::: Excerpted records
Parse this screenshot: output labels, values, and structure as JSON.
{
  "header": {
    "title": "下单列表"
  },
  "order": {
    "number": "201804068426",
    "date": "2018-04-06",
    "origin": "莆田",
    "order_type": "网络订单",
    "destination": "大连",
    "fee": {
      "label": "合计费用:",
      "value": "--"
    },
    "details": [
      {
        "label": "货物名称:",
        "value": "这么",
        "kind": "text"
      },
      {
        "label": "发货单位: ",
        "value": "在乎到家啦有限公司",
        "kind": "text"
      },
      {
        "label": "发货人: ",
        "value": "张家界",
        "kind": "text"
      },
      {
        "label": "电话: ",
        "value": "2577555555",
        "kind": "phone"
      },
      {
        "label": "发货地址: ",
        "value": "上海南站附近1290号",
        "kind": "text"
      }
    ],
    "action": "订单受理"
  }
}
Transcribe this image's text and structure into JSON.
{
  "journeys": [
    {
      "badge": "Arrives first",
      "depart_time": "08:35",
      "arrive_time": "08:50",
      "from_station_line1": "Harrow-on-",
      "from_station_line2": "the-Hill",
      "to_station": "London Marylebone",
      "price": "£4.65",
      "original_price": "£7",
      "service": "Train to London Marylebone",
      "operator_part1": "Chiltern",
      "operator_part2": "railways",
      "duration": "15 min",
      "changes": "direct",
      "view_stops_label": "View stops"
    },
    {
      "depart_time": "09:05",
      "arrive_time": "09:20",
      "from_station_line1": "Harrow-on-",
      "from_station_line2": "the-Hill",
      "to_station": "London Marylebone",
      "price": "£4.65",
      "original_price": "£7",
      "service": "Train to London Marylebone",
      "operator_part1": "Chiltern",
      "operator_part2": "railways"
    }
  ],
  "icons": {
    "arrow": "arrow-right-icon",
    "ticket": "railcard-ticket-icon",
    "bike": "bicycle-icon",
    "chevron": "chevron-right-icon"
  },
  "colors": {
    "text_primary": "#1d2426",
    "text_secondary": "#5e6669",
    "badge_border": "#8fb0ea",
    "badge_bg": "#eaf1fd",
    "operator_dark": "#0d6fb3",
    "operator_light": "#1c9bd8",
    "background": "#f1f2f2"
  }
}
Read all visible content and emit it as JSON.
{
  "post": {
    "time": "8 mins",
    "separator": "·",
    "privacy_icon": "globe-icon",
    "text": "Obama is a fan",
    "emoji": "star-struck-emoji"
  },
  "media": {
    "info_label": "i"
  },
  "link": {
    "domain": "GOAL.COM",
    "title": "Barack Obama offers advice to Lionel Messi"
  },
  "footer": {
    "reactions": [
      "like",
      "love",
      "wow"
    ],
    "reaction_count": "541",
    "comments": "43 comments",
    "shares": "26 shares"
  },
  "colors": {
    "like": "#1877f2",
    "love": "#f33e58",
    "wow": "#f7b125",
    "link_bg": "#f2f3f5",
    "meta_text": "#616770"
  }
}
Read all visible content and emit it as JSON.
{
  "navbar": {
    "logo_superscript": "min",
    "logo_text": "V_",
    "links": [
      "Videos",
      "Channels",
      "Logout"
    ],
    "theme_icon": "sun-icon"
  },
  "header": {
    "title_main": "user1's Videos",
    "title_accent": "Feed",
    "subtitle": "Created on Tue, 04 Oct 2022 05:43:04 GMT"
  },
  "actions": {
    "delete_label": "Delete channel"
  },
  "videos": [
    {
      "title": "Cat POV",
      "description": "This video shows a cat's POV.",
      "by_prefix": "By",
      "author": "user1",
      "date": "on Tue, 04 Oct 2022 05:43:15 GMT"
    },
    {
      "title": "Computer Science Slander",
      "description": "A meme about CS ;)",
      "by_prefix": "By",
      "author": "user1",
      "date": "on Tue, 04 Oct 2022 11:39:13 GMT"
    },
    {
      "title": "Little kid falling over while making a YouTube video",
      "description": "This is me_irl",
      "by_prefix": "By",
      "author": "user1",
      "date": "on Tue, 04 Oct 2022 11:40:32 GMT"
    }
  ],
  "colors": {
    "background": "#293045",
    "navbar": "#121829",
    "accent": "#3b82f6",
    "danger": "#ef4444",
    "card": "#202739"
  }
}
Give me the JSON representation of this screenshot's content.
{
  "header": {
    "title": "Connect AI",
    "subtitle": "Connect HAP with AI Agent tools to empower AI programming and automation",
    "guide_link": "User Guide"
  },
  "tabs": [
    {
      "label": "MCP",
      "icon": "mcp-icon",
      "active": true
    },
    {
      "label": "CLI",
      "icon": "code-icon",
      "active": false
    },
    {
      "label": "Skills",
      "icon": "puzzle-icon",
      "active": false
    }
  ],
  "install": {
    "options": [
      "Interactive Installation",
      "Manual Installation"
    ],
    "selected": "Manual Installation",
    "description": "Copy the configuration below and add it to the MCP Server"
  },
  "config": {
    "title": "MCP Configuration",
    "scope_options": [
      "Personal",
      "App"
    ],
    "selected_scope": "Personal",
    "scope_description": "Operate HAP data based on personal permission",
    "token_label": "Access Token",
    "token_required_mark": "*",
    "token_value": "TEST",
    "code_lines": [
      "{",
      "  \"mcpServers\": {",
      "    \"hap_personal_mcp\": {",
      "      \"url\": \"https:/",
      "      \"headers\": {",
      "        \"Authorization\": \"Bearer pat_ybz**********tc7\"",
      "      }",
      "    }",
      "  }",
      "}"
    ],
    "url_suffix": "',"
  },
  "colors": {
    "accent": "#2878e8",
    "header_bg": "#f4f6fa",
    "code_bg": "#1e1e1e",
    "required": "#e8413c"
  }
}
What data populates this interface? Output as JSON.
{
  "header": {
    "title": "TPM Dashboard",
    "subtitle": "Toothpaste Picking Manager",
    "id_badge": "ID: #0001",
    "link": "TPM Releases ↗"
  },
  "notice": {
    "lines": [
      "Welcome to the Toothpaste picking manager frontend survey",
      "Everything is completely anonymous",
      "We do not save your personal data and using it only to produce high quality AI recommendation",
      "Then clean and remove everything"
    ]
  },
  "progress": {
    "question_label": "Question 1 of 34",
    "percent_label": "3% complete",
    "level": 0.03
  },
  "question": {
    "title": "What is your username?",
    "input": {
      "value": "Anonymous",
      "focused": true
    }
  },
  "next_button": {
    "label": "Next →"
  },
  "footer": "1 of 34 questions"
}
::::::
> **Exercise task**
Across the records, count the lines holding the string "Connect". Give the number and stop.

> **Answer to this problem**
2